**EXERCISE DETAILS:** Output every entry exactly as written, skipping any pictures.

===== PROVIDED DATA =====

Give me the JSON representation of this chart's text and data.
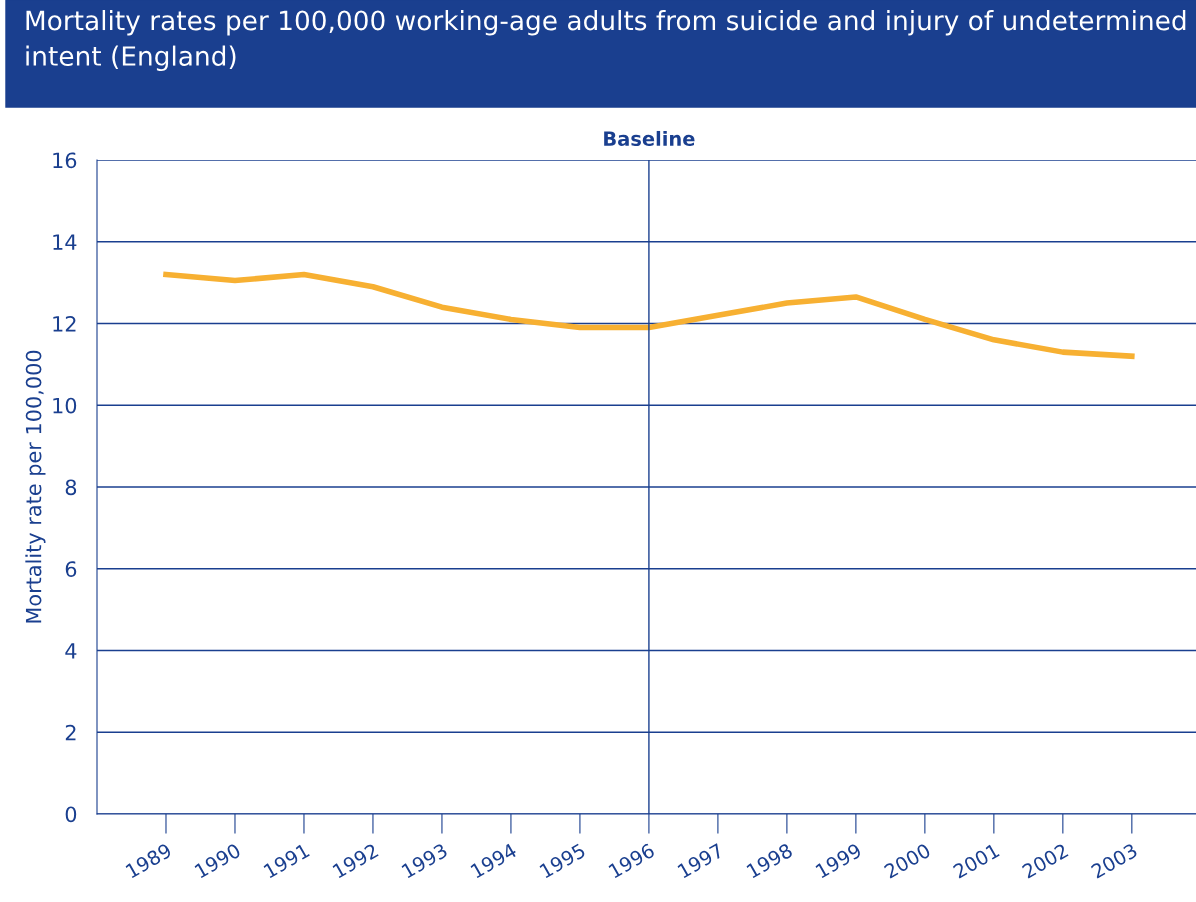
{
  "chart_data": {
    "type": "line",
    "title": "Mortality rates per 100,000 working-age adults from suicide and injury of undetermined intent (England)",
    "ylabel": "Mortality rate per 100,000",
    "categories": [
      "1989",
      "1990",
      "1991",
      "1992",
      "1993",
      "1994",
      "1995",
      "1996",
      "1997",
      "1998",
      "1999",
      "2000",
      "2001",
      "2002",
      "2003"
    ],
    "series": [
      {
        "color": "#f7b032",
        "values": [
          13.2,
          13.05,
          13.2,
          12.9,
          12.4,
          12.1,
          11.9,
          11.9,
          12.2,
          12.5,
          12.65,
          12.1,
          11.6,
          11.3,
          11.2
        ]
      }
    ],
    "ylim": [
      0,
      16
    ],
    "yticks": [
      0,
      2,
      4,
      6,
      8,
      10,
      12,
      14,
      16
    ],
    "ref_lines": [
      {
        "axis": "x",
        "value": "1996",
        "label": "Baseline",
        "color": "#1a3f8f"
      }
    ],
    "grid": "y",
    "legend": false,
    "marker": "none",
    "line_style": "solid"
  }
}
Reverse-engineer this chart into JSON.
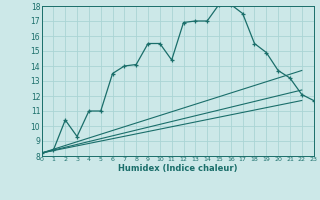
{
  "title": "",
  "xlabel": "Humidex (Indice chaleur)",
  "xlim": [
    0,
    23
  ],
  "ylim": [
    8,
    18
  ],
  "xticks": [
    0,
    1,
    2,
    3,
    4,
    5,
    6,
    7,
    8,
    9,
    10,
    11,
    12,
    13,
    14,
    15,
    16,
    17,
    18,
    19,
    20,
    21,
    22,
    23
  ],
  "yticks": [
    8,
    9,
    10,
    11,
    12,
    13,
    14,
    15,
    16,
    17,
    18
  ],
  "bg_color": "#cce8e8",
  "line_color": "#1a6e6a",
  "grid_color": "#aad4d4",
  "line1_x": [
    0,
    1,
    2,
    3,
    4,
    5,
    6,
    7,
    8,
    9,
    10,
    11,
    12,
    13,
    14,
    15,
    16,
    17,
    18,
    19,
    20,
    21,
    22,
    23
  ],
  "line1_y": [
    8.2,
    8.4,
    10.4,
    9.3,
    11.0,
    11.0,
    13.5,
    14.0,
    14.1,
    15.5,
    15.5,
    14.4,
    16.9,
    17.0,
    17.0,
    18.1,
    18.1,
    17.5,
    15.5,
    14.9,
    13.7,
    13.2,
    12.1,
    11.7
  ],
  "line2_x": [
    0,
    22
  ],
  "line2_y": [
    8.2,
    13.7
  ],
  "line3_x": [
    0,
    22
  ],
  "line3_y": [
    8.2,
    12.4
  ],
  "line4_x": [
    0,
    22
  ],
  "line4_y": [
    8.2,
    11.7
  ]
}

=====

**WRITTEN SOLUTION:**
Give me the JSON representation of this chart's text and data.
{
  "chart_data": {
    "type": "line",
    "title": "Mortality rates per 100,000 working-age adults from suicide and injury of undetermined intent (England)",
    "ylabel": "Mortality rate per 100,000",
    "categories": [
      "1989",
      "1990",
      "1991",
      "1992",
      "1993",
      "1994",
      "1995",
      "1996",
      "1997",
      "1998",
      "1999",
      "2000",
      "2001",
      "2002",
      "2003"
    ],
    "series": [
      {
        "color": "#f7b032",
        "values": [
          13.2,
          13.05,
          13.2,
          12.9,
          12.4,
          12.1,
          11.9,
          11.9,
          12.2,
          12.5,
          12.65,
          12.1,
          11.6,
          11.3,
          11.2
        ]
      }
    ],
    "ylim": [
      0,
      16
    ],
    "yticks": [
      0,
      2,
      4,
      6,
      8,
      10,
      12,
      14,
      16
    ],
    "ref_lines": [
      {
        "axis": "x",
        "value": "1996",
        "label": "Baseline",
        "color": "#1a3f8f"
      }
    ],
    "grid": "y",
    "legend": false,
    "marker": "none",
    "line_style": "solid"
  }
}
Reverse-engineer this chart into JSON.
{
  "title": "",
  "xlabel": "Humidex (Indice chaleur)",
  "xlim": [
    0,
    23
  ],
  "ylim": [
    8,
    18
  ],
  "xticks": [
    0,
    1,
    2,
    3,
    4,
    5,
    6,
    7,
    8,
    9,
    10,
    11,
    12,
    13,
    14,
    15,
    16,
    17,
    18,
    19,
    20,
    21,
    22,
    23
  ],
  "yticks": [
    8,
    9,
    10,
    11,
    12,
    13,
    14,
    15,
    16,
    17,
    18
  ],
  "bg_color": "#cce8e8",
  "line_color": "#1a6e6a",
  "grid_color": "#aad4d4",
  "line1_x": [
    0,
    1,
    2,
    3,
    4,
    5,
    6,
    7,
    8,
    9,
    10,
    11,
    12,
    13,
    14,
    15,
    16,
    17,
    18,
    19,
    20,
    21,
    22,
    23
  ],
  "line1_y": [
    8.2,
    8.4,
    10.4,
    9.3,
    11.0,
    11.0,
    13.5,
    14.0,
    14.1,
    15.5,
    15.5,
    14.4,
    16.9,
    17.0,
    17.0,
    18.1,
    18.1,
    17.5,
    15.5,
    14.9,
    13.7,
    13.2,
    12.1,
    11.7
  ],
  "line2_x": [
    0,
    22
  ],
  "line2_y": [
    8.2,
    13.7
  ],
  "line3_x": [
    0,
    22
  ],
  "line3_y": [
    8.2,
    12.4
  ],
  "line4_x": [
    0,
    22
  ],
  "line4_y": [
    8.2,
    11.7
  ]
}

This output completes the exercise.